-- Begin GIVEN RECORDS --

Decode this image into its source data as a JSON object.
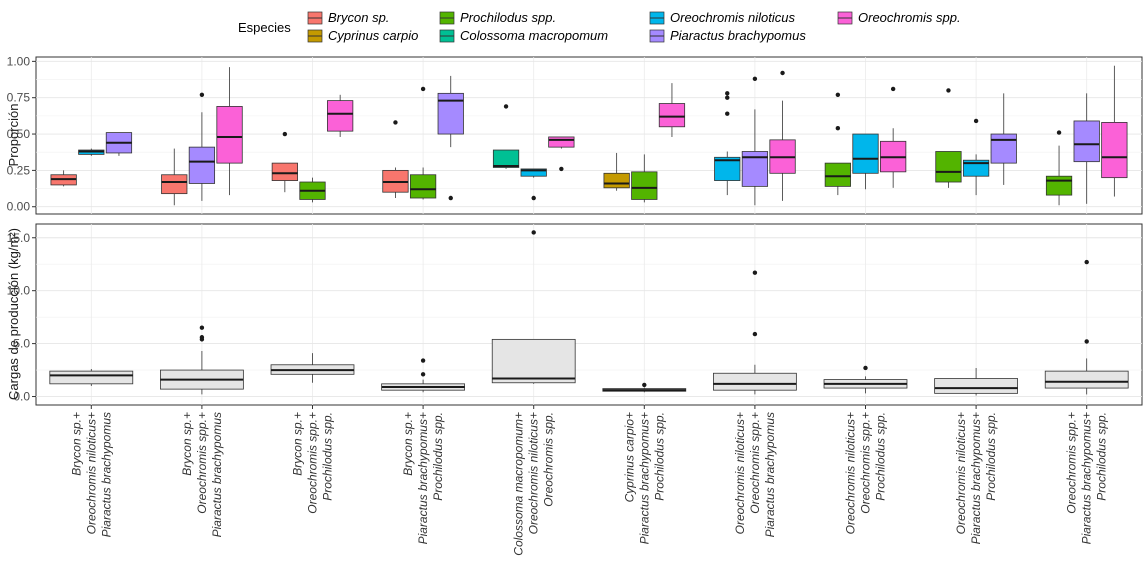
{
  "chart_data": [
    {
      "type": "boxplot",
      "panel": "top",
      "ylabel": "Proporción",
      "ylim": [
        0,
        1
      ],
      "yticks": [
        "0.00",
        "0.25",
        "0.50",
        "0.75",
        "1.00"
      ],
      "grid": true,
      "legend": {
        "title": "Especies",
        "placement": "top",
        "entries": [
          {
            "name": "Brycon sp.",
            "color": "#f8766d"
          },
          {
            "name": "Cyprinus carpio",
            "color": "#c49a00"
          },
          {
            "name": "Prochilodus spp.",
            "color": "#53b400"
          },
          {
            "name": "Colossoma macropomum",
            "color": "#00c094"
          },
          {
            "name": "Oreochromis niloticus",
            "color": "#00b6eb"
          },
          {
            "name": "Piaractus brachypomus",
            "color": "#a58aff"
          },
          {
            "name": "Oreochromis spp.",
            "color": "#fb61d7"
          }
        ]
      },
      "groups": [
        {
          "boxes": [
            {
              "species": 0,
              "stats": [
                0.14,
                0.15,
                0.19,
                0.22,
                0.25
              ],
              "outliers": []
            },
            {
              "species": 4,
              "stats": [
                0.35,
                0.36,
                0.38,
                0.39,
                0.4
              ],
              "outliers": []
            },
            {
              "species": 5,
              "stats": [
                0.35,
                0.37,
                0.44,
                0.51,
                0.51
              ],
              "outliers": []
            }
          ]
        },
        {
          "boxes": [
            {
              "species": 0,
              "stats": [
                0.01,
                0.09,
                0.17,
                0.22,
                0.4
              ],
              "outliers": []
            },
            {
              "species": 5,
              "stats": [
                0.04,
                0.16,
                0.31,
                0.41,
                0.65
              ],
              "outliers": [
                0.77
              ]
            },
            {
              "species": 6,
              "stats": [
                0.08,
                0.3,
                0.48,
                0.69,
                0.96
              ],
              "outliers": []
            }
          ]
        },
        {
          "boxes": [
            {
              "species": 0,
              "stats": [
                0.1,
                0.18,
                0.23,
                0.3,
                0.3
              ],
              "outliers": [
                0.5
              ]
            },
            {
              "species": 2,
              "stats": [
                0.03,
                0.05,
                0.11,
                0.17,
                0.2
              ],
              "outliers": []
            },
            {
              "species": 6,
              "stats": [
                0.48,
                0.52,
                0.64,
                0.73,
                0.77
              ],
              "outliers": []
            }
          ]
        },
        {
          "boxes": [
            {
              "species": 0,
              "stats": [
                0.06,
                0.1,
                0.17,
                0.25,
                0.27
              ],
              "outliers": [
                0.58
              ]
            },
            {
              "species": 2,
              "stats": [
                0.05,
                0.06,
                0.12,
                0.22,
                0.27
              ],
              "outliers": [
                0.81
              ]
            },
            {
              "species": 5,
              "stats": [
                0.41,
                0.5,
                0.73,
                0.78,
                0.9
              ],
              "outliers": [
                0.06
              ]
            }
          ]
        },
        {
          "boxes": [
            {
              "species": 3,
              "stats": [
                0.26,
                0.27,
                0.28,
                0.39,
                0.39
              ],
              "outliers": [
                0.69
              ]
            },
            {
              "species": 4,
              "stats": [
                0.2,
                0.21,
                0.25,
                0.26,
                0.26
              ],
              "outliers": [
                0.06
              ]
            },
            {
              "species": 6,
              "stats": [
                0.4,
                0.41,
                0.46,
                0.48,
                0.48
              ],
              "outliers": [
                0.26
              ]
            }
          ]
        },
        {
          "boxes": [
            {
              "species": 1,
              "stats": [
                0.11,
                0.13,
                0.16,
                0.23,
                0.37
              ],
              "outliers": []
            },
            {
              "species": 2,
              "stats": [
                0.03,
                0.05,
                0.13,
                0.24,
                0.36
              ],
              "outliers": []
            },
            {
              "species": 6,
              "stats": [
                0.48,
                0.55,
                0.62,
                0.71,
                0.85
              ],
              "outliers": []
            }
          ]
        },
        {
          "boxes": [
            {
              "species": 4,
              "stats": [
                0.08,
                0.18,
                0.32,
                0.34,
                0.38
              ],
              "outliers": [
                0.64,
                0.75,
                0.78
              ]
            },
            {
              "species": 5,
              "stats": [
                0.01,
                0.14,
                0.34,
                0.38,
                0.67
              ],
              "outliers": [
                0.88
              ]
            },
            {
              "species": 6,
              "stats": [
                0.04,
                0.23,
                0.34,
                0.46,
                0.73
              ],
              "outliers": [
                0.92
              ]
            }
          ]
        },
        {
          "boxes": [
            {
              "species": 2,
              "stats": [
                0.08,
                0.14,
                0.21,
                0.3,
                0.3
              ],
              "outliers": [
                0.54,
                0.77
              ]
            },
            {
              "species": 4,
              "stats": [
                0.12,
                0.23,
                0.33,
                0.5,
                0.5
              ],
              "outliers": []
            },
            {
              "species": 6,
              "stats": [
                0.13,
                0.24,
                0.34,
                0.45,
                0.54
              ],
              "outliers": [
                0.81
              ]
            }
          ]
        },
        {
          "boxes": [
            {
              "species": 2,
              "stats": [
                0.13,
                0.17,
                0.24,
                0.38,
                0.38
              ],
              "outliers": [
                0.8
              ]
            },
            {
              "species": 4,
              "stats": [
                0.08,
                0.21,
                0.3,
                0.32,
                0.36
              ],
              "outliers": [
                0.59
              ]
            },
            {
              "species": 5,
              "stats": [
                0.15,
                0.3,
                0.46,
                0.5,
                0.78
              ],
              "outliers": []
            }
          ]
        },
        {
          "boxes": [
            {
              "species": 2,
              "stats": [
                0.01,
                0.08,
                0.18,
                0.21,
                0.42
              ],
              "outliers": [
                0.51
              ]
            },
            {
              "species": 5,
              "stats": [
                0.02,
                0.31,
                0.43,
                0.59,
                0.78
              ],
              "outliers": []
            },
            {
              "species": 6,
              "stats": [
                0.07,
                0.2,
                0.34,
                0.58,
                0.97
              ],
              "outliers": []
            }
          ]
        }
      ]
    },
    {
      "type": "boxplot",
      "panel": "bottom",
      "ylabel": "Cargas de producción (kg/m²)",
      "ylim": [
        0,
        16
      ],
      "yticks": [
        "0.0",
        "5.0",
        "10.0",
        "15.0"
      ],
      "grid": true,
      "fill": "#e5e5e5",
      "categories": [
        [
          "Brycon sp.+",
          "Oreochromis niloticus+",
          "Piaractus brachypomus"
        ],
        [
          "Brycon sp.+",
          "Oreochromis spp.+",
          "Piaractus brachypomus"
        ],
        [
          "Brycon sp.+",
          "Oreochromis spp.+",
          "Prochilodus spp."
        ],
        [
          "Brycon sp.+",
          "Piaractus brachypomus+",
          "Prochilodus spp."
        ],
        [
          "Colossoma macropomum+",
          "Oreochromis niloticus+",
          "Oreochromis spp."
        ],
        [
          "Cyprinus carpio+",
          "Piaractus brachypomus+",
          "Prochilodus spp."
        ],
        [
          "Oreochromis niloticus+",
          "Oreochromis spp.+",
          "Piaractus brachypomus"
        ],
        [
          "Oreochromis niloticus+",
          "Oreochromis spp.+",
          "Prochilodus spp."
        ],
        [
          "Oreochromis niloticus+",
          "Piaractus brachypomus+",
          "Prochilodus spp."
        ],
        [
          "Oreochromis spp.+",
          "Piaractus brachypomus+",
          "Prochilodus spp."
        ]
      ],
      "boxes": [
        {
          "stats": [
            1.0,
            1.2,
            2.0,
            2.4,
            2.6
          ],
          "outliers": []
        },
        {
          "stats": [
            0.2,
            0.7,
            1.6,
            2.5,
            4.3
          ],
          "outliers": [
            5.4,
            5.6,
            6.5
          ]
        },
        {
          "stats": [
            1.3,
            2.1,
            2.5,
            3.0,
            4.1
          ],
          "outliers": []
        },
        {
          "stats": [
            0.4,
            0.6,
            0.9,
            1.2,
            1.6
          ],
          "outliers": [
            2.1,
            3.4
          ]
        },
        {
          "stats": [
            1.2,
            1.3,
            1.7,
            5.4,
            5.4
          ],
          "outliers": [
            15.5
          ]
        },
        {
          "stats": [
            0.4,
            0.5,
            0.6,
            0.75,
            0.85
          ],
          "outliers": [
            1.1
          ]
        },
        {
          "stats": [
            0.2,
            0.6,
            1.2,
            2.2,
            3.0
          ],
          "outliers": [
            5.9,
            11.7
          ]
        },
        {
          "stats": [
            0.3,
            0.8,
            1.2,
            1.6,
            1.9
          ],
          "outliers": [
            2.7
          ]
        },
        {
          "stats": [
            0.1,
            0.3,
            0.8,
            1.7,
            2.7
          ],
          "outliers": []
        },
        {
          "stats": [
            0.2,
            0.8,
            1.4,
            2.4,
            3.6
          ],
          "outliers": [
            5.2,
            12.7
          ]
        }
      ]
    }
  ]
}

-- End GIVEN RECORDS --

**WHAT IS EXPECTED:** Extract every line of the records above that contains the word "Colossoma".

**RESULT FOR THIS TASK:**
            "name": "Colossoma macropomum",
          "Colossoma macropomum+",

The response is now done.